— start The data —

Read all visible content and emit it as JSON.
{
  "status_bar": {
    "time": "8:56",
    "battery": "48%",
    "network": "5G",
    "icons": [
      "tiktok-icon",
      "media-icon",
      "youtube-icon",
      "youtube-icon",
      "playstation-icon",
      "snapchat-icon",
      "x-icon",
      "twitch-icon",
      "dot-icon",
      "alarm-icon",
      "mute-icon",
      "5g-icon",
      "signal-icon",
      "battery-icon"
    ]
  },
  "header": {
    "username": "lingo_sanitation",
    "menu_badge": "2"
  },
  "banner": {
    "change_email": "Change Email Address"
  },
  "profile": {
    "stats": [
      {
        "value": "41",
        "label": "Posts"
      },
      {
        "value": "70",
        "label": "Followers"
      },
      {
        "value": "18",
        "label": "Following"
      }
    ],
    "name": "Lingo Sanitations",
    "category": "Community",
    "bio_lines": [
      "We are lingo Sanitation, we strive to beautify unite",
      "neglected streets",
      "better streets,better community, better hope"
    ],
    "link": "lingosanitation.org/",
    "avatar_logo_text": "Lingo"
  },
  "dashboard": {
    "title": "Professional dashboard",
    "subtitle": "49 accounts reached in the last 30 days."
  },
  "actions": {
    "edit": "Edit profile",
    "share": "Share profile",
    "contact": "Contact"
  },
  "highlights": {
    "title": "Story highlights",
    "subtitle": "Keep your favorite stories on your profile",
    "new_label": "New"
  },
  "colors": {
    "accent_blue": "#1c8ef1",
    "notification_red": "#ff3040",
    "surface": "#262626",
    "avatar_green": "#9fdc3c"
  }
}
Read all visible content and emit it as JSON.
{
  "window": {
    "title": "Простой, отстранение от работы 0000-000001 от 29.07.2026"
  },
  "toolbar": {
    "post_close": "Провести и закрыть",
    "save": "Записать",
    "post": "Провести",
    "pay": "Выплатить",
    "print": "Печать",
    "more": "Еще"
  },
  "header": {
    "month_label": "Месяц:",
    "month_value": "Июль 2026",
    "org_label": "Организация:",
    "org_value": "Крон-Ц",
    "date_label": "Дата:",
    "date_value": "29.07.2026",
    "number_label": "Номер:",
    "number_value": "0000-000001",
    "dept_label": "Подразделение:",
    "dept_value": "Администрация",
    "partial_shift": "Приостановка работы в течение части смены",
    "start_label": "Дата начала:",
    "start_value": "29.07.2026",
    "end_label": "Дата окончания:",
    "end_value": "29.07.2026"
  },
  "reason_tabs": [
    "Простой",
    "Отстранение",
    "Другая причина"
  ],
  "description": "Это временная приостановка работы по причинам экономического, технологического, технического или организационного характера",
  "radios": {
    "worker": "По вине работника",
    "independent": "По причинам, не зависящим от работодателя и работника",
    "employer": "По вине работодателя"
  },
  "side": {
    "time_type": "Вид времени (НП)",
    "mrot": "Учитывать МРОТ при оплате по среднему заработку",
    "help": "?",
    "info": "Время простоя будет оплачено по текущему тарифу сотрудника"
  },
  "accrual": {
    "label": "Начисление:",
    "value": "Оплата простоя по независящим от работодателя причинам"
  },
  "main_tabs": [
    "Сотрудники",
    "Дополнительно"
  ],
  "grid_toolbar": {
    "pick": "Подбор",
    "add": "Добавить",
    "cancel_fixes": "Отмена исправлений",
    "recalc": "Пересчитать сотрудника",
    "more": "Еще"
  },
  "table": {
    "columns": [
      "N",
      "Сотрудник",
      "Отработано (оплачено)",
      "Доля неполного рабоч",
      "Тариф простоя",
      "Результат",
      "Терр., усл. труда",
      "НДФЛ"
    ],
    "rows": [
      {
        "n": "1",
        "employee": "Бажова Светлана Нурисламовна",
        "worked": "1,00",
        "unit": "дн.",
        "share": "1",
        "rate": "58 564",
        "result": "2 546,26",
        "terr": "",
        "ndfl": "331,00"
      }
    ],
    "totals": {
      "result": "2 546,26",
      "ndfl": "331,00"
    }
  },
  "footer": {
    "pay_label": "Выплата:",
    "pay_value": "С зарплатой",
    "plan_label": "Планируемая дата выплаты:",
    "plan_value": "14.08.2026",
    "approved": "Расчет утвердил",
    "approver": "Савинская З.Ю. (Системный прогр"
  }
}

— end The data —

- [Job]:
Count the lines of the data that include the string "Простой", and give only that number.

- [Response below]:
2